Stored records:
++++++
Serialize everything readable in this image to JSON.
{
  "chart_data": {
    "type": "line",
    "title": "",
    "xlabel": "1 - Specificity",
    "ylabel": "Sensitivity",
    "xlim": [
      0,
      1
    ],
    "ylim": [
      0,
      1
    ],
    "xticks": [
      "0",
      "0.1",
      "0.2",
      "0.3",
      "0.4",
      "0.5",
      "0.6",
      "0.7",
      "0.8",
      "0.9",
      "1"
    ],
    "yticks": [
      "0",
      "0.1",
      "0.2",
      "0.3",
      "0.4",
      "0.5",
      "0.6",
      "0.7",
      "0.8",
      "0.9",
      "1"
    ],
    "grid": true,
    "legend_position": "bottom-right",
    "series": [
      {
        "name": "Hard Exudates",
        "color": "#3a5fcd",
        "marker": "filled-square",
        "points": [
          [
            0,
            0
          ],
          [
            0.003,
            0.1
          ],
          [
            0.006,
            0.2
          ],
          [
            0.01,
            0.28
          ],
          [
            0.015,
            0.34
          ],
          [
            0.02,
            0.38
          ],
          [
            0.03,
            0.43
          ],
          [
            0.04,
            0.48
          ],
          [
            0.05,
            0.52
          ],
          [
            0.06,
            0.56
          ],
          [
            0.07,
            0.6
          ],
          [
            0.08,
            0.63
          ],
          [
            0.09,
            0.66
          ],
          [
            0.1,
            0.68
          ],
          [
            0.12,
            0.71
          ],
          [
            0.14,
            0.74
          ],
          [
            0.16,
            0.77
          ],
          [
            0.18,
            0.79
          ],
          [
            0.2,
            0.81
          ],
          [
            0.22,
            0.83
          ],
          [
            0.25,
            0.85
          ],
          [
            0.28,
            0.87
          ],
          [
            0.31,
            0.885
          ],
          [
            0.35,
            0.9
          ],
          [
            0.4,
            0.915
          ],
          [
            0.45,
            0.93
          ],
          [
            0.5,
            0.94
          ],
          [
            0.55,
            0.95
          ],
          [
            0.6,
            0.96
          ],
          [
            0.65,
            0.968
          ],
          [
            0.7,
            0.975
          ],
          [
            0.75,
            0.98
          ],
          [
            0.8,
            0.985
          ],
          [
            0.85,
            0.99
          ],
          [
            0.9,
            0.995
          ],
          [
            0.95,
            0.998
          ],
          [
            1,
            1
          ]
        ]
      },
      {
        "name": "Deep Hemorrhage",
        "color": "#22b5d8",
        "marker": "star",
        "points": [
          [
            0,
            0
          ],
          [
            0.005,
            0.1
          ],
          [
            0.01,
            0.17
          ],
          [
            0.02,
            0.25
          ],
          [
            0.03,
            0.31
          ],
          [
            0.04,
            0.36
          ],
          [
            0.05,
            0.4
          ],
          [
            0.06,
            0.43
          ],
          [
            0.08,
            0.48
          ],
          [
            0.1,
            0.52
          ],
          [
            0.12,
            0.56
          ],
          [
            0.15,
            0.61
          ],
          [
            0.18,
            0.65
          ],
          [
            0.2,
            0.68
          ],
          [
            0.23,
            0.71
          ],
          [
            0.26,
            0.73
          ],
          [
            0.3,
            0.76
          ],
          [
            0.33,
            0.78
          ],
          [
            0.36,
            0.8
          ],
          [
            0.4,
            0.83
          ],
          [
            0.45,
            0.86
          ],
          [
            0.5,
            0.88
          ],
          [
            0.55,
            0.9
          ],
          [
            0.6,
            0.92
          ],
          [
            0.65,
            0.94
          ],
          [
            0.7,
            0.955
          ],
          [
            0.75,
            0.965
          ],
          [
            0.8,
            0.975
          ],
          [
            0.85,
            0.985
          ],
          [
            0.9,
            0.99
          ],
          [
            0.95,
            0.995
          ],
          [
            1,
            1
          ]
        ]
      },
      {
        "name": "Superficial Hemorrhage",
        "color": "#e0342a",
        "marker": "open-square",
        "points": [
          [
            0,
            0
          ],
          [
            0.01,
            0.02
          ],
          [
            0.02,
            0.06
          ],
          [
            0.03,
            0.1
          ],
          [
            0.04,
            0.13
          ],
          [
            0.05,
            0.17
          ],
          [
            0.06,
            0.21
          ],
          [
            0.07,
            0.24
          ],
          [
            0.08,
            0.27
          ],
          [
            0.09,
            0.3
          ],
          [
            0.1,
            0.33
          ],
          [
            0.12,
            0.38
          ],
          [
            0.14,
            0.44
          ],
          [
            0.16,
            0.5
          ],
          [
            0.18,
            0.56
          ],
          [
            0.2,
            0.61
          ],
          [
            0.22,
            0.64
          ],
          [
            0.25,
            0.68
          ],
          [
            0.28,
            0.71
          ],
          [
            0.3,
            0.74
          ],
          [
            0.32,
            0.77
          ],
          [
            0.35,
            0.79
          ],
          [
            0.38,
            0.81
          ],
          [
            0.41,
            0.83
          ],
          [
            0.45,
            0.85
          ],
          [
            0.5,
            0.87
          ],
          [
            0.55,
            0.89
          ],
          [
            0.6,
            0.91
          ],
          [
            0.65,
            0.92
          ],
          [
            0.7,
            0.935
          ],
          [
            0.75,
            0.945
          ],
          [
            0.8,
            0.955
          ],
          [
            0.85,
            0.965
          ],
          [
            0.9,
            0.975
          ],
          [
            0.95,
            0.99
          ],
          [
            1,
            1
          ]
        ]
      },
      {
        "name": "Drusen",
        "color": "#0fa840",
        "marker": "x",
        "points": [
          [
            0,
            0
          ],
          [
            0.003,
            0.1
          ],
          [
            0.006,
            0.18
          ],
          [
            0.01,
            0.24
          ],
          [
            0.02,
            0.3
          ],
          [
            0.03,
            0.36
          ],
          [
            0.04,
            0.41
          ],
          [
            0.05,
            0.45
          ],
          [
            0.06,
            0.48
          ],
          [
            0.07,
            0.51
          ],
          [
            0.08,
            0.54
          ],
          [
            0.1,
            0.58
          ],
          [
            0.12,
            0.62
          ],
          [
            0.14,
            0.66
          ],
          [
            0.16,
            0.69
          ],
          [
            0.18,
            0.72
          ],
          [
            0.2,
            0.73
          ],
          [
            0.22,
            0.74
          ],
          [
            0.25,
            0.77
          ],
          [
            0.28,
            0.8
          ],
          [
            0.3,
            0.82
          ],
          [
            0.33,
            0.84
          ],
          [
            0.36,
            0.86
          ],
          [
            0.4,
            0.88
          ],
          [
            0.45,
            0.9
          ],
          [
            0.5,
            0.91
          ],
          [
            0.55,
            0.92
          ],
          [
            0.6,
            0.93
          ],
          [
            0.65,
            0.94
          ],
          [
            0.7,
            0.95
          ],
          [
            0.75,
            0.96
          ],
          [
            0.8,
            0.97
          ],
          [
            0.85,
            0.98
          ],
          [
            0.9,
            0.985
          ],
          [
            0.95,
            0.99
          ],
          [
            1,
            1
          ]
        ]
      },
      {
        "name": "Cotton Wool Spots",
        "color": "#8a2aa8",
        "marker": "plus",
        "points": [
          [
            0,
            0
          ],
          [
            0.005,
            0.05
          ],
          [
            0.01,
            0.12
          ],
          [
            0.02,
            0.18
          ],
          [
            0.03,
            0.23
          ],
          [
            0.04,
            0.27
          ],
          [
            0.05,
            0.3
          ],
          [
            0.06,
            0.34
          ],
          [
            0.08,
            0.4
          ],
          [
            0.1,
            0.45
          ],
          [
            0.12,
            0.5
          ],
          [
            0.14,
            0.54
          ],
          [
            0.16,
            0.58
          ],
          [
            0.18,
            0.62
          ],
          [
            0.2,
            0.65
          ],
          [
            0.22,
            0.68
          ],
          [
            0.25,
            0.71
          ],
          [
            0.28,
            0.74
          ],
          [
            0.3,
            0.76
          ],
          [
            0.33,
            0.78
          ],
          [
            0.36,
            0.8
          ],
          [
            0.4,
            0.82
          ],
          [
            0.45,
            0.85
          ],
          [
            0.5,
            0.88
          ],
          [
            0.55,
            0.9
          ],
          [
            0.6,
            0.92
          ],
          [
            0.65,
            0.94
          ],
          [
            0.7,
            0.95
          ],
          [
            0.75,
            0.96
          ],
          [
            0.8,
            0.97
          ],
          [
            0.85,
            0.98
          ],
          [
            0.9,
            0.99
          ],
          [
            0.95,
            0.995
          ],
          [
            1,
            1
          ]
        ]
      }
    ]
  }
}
++++++
■ **STATED PROBLEM**: In the listing, find every line containing the word "Hemorrhage" and list it.

■ **EXERCISE SOLUTION**:
        "name": "Deep Hemorrhage",
        "name": "Superficial Hemorrhage",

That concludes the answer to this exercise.